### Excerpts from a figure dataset
§

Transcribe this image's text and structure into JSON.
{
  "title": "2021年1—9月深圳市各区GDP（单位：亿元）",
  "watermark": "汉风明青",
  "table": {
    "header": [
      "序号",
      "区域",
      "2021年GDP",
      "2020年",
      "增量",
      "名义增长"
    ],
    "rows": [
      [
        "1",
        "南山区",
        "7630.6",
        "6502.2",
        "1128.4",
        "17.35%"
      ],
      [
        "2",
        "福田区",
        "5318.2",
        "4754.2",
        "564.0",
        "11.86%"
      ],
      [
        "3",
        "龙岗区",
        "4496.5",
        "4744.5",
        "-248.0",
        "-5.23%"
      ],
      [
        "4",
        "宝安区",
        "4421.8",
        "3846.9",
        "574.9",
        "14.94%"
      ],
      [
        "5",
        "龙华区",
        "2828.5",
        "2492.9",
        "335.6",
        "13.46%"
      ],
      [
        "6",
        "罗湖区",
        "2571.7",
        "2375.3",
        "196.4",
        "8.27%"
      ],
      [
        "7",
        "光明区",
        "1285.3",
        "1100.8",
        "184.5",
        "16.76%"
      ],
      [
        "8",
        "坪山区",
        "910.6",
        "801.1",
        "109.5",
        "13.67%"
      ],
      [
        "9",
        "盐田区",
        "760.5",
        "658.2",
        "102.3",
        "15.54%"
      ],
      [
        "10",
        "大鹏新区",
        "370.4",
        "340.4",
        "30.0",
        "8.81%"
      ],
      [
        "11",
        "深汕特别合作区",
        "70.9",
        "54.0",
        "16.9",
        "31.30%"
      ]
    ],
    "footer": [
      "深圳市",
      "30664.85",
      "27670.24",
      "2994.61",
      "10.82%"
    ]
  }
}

§

### Objective
Reproduce all of the entries word for word.

### Answer to this task
Transcribe this image's text and structure into JSON.
{
  "title": "2021年1—9月深圳市各区GDP（单位：亿元）",
  "watermark": "汉风明青",
  "table": {
    "header": [
      "序号",
      "区域",
      "2021年GDP",
      "2020年",
      "增量",
      "名义增长"
    ],
    "rows": [
      [
        "1",
        "南山区",
        "7630.6",
        "6502.2",
        "1128.4",
        "17.35%"
      ],
      [
        "2",
        "福田区",
        "5318.2",
        "4754.2",
        "564.0",
        "11.86%"
      ],
      [
        "3",
        "龙岗区",
        "4496.5",
        "4744.5",
        "-248.0",
        "-5.23%"
      ],
      [
        "4",
        "宝安区",
        "4421.8",
        "3846.9",
        "574.9",
        "14.94%"
      ],
      [
        "5",
        "龙华区",
        "2828.5",
        "2492.9",
        "335.6",
        "13.46%"
      ],
      [
        "6",
        "罗湖区",
        "2571.7",
        "2375.3",
        "196.4",
        "8.27%"
      ],
      [
        "7",
        "光明区",
        "1285.3",
        "1100.8",
        "184.5",
        "16.76%"
      ],
      [
        "8",
        "坪山区",
        "910.6",
        "801.1",
        "109.5",
        "13.67%"
      ],
      [
        "9",
        "盐田区",
        "760.5",
        "658.2",
        "102.3",
        "15.54%"
      ],
      [
        "10",
        "大鹏新区",
        "370.4",
        "340.4",
        "30.0",
        "8.81%"
      ],
      [
        "11",
        "深汕特别合作区",
        "70.9",
        "54.0",
        "16.9",
        "31.30%"
      ]
    ],
    "footer": [
      "深圳市",
      "30664.85",
      "27670.24",
      "2994.61",
      "10.82%"
    ]
  }
}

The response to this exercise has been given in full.